PROMPT =
Look for "text" in each line of the entries, and return the matching lines.

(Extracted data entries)
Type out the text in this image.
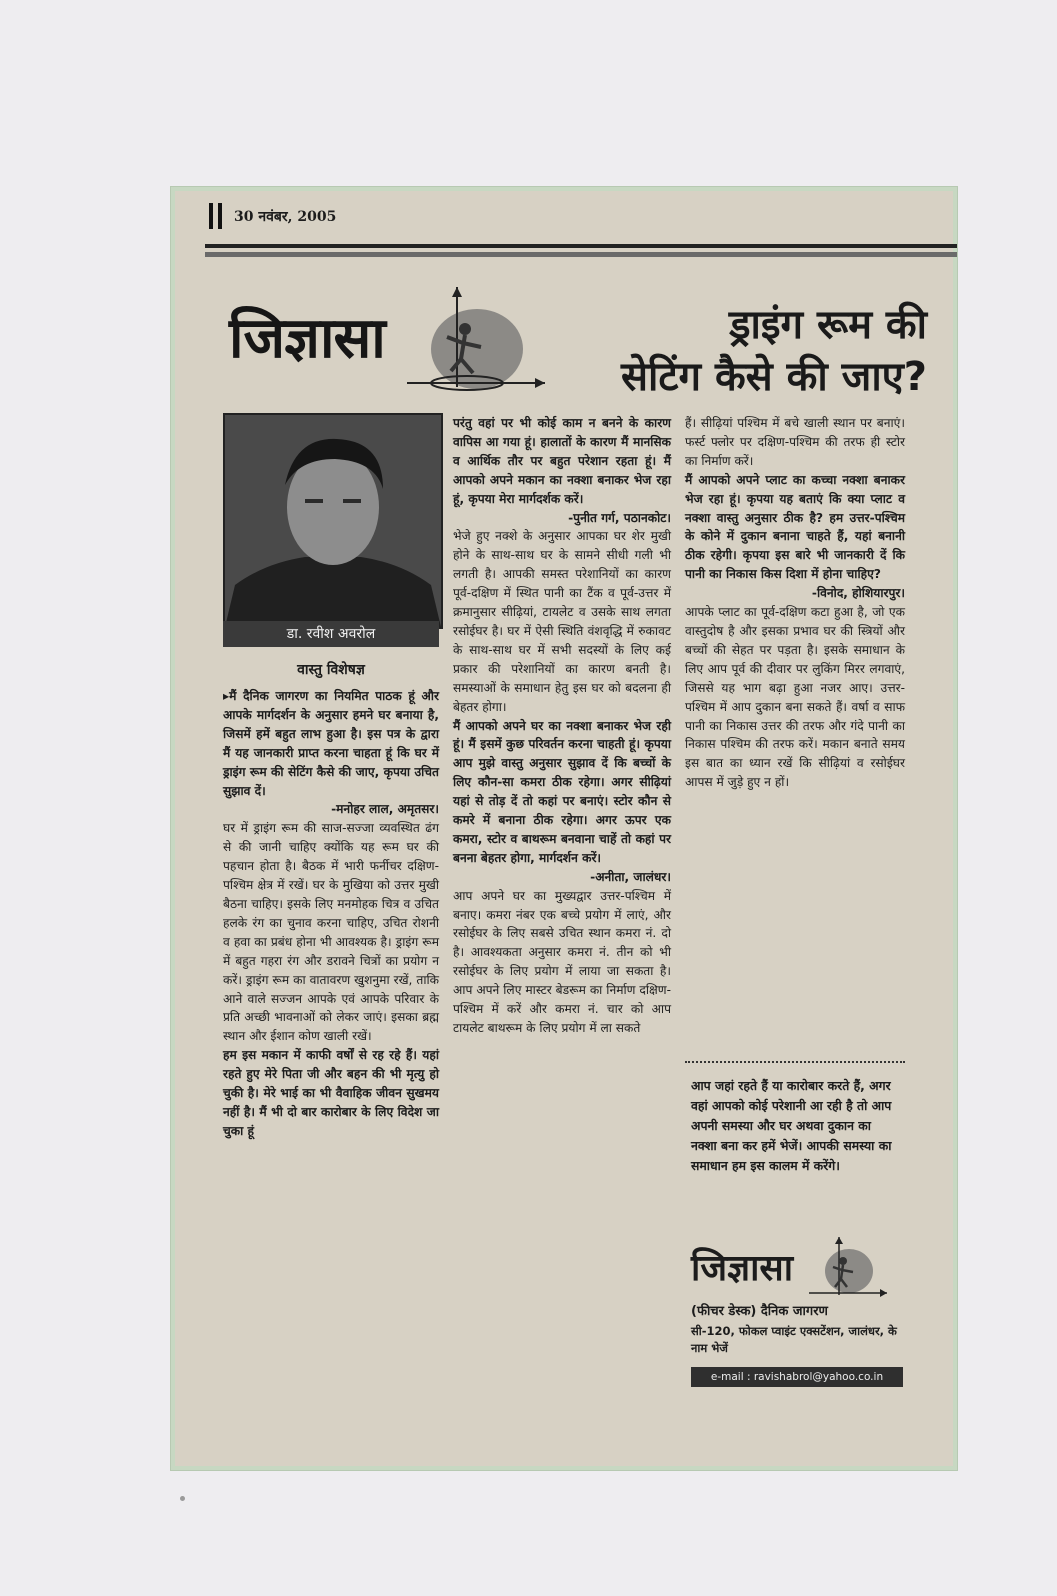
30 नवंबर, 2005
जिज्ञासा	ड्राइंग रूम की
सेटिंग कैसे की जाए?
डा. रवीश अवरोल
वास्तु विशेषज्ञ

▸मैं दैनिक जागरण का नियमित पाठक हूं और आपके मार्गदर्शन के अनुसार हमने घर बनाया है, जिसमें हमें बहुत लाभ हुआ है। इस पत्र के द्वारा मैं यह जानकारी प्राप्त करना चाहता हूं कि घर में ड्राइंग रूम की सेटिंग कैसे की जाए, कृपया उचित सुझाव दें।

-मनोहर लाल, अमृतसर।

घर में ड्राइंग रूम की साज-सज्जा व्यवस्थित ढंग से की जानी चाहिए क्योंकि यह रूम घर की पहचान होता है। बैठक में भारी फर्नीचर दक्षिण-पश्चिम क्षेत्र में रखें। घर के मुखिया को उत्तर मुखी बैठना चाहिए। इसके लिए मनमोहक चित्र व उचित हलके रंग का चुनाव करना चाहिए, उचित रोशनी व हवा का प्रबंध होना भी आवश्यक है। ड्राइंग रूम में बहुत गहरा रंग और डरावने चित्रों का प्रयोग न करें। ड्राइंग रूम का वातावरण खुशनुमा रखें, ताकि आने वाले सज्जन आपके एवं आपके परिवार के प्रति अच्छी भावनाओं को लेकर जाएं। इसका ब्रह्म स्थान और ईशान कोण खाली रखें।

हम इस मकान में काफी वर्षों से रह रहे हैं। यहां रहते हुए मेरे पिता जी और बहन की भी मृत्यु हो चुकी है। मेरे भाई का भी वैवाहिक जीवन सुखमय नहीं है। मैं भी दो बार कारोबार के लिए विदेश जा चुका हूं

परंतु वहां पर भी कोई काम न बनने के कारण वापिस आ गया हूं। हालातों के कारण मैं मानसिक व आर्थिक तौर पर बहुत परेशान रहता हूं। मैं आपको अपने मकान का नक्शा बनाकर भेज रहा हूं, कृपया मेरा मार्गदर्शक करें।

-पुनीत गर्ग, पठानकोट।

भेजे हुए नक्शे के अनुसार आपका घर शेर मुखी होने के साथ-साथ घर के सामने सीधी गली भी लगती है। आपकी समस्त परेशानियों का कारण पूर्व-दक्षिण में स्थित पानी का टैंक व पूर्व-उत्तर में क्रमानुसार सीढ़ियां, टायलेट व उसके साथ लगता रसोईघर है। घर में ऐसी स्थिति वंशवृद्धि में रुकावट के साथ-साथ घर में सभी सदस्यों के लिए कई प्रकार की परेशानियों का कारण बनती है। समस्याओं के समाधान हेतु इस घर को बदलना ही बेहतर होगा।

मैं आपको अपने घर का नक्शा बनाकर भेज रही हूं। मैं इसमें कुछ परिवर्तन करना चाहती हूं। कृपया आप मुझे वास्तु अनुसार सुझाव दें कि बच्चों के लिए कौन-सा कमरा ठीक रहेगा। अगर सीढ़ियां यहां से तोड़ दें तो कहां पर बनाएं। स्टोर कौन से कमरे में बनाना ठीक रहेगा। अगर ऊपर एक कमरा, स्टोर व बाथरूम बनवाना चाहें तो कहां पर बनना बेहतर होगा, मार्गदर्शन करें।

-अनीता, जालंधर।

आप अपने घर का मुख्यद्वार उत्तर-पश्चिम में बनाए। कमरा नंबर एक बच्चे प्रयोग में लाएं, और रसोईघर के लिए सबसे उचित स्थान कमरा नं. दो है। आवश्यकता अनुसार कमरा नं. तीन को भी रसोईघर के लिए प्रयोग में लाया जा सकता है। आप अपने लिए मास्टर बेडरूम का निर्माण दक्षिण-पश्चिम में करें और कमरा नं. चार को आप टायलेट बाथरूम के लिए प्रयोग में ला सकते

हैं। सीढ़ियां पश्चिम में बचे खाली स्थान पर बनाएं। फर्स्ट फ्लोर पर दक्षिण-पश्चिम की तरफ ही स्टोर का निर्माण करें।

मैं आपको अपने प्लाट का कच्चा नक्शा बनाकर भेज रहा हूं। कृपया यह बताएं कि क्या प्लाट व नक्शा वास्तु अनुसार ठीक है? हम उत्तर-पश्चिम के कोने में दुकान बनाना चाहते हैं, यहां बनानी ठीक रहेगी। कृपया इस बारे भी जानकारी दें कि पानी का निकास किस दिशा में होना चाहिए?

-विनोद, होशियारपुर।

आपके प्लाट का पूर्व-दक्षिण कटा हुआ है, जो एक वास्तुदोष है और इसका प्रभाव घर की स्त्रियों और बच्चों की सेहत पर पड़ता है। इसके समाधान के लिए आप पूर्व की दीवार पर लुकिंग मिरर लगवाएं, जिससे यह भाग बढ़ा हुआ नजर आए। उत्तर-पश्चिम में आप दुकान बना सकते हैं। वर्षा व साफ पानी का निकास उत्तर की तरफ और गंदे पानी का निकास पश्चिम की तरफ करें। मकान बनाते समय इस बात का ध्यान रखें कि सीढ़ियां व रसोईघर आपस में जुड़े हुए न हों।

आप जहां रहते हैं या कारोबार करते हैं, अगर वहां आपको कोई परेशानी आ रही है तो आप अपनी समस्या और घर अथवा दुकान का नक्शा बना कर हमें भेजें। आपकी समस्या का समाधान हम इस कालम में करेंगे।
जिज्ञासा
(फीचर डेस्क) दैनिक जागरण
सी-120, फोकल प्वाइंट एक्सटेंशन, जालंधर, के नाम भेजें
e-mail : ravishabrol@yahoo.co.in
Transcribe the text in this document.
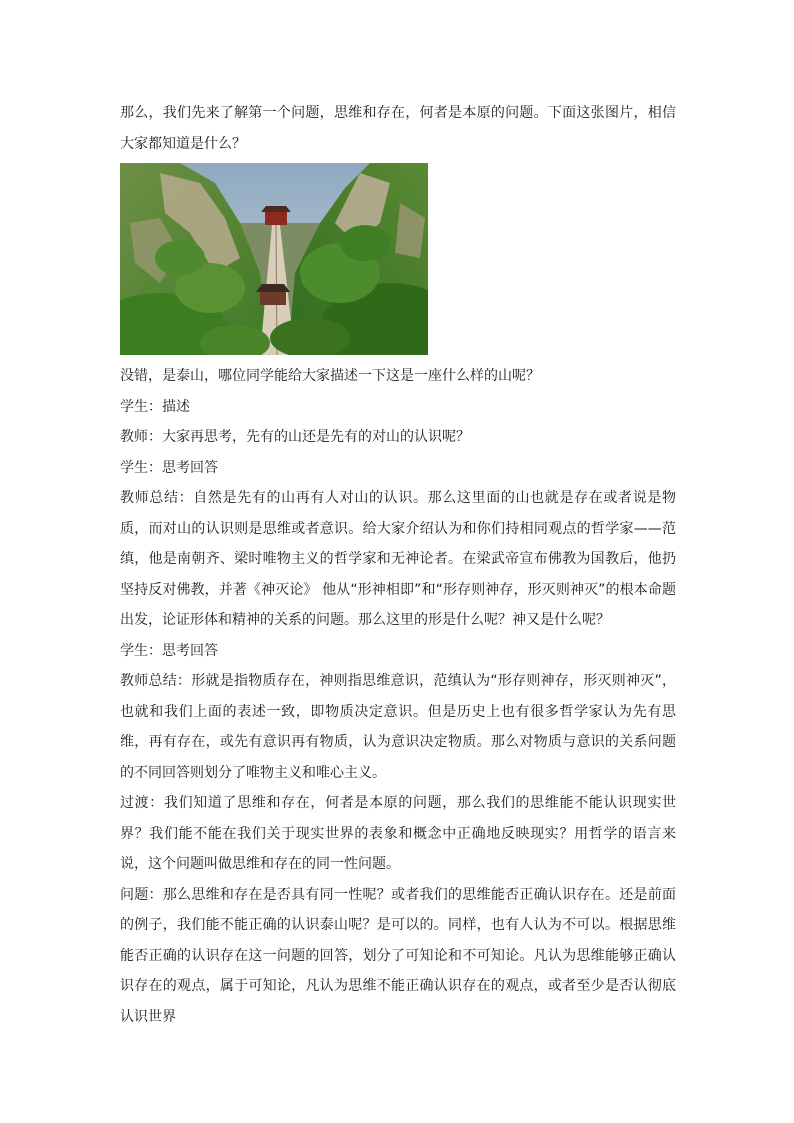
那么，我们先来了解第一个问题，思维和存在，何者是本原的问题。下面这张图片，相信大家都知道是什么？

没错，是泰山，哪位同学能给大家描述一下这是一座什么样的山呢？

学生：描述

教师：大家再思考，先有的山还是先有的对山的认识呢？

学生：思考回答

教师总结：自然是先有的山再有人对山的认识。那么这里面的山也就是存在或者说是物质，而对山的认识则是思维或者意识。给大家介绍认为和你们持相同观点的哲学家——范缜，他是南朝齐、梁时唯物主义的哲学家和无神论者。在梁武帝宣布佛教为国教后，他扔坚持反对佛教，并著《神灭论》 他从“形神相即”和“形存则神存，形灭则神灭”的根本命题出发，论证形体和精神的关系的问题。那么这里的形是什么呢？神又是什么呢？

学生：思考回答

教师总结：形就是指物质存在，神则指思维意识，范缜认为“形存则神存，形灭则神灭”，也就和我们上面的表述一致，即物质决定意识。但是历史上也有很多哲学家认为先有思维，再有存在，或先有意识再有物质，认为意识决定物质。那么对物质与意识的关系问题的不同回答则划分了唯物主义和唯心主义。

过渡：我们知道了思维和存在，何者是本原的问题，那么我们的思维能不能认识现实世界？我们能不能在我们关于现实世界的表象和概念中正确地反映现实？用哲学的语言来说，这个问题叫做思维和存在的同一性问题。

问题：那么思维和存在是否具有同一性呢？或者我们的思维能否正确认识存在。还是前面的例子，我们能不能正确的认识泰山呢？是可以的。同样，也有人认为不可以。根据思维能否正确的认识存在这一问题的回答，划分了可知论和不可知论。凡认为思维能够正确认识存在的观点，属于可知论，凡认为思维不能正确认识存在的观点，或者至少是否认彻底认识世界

THE OUTPUT =
Type out the text in this image.
Transcribe the text in this document.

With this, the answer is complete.